• Goal of the exercise
Give the number of lines below that contain the word "prefix", and nothing else.

• Listing

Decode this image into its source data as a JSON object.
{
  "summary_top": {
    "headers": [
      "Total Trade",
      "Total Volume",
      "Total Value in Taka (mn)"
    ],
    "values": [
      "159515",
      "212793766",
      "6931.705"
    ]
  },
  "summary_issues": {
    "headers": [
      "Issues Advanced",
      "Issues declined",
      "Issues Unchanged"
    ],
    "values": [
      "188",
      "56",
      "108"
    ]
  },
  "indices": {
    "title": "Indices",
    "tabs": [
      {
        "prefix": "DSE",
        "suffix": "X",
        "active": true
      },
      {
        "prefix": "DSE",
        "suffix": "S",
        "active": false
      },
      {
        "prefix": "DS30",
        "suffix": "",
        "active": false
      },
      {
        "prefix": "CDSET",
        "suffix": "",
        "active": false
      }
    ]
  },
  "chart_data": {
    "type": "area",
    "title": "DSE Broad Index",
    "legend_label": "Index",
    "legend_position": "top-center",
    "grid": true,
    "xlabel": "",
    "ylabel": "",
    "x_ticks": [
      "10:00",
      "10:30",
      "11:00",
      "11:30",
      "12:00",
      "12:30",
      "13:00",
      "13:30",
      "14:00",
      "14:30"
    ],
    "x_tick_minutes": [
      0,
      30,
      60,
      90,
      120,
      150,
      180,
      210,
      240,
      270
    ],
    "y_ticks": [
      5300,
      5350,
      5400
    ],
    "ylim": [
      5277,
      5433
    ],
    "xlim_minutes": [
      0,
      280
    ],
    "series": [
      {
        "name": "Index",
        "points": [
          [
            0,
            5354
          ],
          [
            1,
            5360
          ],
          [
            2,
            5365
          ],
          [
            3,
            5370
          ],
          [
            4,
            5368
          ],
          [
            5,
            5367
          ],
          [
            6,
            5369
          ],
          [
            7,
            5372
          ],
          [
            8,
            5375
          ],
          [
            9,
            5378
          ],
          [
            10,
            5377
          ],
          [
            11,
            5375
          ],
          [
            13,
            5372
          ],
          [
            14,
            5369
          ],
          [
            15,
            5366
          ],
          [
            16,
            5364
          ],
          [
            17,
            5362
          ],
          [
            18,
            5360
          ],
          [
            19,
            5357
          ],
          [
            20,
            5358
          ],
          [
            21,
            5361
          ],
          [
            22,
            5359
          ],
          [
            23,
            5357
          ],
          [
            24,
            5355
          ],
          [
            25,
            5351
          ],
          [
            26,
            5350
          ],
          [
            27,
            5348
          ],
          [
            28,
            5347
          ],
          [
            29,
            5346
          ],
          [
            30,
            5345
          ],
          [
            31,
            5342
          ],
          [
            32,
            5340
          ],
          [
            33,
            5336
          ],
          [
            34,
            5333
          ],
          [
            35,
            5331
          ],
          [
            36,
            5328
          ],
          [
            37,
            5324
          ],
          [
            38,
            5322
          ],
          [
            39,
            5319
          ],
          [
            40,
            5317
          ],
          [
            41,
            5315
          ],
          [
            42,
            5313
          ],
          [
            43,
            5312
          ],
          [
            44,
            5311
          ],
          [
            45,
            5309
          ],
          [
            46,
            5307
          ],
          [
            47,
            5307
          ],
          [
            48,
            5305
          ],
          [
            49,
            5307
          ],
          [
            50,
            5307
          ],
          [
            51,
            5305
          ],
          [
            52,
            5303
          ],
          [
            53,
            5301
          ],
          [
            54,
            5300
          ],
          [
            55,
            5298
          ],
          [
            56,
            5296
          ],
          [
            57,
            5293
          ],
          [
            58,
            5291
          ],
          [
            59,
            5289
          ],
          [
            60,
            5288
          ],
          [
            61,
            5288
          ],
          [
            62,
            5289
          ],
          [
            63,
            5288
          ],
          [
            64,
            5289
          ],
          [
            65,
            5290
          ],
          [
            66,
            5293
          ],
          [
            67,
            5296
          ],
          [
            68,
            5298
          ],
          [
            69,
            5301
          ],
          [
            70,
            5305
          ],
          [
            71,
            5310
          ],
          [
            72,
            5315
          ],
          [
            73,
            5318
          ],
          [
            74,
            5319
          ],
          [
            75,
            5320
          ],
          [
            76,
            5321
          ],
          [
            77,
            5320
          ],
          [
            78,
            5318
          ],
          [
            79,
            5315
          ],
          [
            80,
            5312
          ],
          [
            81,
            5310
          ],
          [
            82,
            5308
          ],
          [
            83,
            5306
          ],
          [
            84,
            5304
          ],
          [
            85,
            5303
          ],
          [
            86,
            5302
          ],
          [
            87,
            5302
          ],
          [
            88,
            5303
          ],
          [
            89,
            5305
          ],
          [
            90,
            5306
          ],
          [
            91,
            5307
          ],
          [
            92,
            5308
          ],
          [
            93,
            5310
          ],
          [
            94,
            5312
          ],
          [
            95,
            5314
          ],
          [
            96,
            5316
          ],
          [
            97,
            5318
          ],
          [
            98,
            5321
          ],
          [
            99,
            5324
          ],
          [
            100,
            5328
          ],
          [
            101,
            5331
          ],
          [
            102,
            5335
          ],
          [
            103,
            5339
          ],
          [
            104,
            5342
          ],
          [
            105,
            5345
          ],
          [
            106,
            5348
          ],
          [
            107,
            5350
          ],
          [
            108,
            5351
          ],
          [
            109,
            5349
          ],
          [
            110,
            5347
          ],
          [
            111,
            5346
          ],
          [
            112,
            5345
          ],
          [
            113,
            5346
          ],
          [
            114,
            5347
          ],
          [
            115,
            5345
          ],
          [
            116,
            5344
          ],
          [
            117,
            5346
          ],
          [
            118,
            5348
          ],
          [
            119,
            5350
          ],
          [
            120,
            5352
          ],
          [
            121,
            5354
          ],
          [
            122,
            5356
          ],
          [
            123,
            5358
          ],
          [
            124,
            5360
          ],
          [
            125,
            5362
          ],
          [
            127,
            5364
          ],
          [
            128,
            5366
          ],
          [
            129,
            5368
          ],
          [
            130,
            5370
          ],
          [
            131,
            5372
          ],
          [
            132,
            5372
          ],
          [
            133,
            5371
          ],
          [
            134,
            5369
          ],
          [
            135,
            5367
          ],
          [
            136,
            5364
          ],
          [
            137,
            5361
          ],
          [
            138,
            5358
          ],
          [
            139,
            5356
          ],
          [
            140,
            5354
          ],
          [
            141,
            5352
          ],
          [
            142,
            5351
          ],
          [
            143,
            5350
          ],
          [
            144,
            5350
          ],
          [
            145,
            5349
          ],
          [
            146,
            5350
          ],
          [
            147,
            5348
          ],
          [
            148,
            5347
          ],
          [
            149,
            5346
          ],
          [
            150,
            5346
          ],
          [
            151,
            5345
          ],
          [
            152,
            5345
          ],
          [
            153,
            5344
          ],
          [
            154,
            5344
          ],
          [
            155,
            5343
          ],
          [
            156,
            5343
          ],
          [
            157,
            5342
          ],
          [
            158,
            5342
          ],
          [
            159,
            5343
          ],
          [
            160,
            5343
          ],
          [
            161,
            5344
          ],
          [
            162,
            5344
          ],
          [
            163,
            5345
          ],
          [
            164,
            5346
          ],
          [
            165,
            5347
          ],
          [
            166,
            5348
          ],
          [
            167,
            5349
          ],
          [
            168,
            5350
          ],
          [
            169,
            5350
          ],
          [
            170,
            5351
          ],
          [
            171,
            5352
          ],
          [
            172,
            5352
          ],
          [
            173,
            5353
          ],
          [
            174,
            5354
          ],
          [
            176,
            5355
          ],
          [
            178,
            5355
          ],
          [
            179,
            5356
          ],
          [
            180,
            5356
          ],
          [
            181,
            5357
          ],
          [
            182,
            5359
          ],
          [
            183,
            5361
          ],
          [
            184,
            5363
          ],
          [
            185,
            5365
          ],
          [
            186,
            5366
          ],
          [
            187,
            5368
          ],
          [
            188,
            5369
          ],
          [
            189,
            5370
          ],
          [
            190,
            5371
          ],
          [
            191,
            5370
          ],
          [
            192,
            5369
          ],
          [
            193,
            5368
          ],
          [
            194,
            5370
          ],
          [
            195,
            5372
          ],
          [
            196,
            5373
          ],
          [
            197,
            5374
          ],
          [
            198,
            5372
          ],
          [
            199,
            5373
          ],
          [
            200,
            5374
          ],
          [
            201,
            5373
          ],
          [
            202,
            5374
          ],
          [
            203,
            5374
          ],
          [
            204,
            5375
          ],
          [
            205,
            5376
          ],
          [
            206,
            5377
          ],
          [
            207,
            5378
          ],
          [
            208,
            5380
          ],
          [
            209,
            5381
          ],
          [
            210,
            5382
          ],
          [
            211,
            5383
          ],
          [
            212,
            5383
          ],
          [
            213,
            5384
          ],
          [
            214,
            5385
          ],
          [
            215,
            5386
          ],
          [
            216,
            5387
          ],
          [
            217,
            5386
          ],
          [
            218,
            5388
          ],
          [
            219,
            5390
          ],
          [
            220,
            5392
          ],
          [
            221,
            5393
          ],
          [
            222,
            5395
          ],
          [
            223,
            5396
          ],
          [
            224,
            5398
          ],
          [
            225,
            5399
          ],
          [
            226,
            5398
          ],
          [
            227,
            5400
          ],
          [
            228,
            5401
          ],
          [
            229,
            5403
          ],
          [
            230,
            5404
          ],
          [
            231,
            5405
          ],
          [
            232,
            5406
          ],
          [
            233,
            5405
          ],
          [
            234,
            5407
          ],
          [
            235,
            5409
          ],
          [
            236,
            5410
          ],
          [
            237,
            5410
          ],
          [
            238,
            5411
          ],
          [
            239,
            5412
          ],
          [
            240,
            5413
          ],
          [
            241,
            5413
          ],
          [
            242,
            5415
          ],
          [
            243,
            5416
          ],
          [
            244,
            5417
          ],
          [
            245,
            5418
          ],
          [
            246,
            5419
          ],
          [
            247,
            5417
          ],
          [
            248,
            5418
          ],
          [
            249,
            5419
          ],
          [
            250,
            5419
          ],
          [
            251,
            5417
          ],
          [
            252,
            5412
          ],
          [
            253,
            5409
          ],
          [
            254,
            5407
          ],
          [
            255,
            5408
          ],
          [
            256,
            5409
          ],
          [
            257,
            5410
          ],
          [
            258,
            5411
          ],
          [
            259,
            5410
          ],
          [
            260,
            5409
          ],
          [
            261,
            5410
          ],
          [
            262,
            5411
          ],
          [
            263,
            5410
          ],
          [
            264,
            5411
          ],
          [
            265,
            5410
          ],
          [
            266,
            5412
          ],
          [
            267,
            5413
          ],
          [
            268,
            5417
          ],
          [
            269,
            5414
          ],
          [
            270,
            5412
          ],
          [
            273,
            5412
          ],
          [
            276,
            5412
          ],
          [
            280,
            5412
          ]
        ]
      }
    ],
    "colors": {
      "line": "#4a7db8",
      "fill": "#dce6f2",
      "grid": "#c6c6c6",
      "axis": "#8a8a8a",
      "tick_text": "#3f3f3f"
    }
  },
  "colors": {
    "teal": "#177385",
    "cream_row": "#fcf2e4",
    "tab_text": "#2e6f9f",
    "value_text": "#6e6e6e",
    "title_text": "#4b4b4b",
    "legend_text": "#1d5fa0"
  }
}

• Exercise response
4